DESCRIPTION OF THE TASK >>
Your answer should be a single number: the count of lines in the material below that hold "города".

┌─ RECORDS

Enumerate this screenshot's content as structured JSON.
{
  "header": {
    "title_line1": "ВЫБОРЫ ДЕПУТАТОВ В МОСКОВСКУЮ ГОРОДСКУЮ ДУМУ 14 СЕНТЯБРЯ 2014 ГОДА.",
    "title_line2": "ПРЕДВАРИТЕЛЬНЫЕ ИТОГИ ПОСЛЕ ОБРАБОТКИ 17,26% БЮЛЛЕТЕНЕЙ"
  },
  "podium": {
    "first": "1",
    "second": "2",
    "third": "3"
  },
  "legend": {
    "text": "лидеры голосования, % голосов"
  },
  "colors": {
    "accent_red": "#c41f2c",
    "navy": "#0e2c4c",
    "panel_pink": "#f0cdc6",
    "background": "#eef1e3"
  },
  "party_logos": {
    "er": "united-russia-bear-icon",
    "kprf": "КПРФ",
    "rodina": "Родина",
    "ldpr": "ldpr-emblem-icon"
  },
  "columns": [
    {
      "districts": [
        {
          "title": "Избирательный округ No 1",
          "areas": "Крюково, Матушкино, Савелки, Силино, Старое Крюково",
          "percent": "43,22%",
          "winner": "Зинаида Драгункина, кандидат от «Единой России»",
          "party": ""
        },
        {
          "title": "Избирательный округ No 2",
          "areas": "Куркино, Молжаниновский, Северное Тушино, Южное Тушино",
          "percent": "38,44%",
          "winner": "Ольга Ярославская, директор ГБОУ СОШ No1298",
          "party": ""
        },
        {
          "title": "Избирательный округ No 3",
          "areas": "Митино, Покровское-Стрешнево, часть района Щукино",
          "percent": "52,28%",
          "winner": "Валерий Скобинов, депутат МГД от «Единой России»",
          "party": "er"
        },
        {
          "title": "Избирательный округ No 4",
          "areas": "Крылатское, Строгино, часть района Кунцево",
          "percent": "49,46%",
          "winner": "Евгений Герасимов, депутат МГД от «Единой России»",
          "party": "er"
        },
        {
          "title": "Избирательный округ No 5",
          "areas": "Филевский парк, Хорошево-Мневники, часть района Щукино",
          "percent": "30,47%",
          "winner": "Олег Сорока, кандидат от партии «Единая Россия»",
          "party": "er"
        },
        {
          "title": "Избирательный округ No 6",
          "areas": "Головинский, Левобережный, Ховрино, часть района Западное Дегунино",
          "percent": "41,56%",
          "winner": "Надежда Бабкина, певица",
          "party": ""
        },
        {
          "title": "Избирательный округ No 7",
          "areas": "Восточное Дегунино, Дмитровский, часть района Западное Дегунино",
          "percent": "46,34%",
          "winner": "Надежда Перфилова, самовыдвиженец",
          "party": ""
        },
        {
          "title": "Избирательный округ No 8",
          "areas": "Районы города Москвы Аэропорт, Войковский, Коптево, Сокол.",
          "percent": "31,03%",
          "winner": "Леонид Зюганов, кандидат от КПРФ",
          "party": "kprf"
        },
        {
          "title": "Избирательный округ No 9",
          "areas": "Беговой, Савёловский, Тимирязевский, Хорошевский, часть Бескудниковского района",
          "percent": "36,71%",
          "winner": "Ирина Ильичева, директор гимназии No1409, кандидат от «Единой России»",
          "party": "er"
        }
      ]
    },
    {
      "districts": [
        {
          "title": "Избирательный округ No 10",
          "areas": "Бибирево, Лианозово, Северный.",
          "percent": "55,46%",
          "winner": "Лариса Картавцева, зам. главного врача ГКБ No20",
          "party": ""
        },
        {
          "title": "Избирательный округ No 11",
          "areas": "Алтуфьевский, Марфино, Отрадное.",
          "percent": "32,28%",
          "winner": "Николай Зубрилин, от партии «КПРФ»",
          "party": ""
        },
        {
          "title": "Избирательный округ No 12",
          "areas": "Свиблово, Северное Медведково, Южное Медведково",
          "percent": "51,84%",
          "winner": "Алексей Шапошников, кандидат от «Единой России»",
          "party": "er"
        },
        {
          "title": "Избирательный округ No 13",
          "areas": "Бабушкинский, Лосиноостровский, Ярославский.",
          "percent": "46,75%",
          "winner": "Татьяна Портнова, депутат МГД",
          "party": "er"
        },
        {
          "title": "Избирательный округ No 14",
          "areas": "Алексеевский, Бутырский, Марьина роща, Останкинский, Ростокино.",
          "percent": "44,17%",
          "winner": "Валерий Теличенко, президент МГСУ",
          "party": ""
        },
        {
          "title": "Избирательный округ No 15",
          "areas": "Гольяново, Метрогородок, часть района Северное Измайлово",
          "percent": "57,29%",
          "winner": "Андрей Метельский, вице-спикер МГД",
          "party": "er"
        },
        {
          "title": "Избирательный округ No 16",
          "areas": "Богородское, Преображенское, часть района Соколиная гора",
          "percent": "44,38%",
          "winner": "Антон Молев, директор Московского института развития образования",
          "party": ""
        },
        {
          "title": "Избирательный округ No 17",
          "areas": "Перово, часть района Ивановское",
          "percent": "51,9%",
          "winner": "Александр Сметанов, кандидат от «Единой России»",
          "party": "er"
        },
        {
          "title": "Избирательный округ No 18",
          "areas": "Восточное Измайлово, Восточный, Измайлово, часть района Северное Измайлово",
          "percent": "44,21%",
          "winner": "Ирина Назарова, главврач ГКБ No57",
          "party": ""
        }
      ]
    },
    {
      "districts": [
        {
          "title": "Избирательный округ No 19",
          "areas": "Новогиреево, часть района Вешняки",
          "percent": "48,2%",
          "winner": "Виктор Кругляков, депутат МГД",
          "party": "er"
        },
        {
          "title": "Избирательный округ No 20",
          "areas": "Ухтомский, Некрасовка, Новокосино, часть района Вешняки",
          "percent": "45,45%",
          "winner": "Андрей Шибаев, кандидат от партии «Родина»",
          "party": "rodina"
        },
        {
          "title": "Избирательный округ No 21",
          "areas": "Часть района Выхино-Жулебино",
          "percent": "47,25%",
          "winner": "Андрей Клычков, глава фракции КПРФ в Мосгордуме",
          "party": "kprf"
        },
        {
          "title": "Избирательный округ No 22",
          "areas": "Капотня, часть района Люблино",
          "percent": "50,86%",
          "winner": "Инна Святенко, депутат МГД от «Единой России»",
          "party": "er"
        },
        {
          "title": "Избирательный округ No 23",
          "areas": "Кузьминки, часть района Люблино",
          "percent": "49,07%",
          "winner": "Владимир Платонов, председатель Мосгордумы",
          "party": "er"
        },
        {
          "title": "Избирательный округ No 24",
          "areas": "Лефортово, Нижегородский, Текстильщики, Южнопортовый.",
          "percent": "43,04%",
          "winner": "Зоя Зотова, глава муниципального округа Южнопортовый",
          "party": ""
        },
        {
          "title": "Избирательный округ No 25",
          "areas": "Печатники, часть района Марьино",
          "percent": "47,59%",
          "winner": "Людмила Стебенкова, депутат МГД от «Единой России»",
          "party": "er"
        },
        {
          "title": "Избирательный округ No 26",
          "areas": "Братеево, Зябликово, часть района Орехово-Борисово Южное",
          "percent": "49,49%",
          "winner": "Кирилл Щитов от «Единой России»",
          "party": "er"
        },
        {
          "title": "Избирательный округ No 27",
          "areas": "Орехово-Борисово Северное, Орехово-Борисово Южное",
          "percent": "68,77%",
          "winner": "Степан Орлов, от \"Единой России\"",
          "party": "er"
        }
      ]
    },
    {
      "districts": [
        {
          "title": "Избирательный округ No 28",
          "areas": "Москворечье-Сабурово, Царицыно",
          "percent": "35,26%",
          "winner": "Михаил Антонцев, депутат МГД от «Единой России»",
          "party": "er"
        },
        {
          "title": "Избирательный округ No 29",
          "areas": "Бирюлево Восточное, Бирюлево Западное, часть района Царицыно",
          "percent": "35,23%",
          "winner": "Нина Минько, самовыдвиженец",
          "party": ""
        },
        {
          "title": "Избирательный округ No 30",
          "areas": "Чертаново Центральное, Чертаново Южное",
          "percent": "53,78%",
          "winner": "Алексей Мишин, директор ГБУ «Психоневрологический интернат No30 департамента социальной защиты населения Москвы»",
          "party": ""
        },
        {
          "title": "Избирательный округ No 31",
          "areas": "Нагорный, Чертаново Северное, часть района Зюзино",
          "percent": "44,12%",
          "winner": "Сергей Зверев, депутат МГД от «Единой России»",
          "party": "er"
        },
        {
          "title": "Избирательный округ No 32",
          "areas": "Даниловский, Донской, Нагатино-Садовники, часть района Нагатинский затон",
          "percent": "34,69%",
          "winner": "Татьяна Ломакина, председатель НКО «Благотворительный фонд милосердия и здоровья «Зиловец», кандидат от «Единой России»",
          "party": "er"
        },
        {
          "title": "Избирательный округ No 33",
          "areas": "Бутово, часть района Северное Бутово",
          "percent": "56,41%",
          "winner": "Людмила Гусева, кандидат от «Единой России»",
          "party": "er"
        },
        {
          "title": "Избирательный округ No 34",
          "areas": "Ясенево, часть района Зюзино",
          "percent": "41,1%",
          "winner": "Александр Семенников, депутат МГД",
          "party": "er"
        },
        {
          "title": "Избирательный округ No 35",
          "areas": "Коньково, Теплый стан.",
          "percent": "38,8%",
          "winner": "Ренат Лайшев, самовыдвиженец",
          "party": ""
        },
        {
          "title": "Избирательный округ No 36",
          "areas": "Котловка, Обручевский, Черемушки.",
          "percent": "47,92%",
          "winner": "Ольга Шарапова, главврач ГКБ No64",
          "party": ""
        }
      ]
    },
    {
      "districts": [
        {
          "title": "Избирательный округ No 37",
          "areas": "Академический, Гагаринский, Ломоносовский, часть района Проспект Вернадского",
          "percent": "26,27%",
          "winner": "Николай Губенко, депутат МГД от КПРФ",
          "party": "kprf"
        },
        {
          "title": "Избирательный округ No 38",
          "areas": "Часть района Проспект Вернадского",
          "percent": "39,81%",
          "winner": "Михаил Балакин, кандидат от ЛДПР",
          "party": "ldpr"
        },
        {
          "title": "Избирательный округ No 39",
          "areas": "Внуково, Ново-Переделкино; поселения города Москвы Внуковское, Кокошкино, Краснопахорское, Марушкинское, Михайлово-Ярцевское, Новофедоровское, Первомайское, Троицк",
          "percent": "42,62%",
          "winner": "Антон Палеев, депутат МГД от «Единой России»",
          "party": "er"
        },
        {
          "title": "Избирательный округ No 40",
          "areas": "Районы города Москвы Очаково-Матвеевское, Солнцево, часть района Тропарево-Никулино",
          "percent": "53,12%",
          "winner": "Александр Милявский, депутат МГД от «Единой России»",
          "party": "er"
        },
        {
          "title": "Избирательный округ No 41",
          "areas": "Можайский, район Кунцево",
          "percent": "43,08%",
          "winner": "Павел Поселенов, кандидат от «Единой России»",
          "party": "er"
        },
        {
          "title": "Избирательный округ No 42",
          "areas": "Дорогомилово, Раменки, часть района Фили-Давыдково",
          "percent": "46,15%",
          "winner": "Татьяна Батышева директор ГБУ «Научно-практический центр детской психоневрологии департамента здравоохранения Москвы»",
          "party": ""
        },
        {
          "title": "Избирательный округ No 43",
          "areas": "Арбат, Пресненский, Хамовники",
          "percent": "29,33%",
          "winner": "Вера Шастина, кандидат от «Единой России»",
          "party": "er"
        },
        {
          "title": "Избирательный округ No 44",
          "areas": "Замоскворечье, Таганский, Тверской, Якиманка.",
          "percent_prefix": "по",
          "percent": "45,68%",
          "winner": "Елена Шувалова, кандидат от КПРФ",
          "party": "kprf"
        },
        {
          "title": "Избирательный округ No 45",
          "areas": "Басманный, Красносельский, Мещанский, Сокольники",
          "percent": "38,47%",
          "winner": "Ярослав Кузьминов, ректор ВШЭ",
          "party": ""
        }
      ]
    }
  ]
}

└─

CORRECT RESPONSE >>
3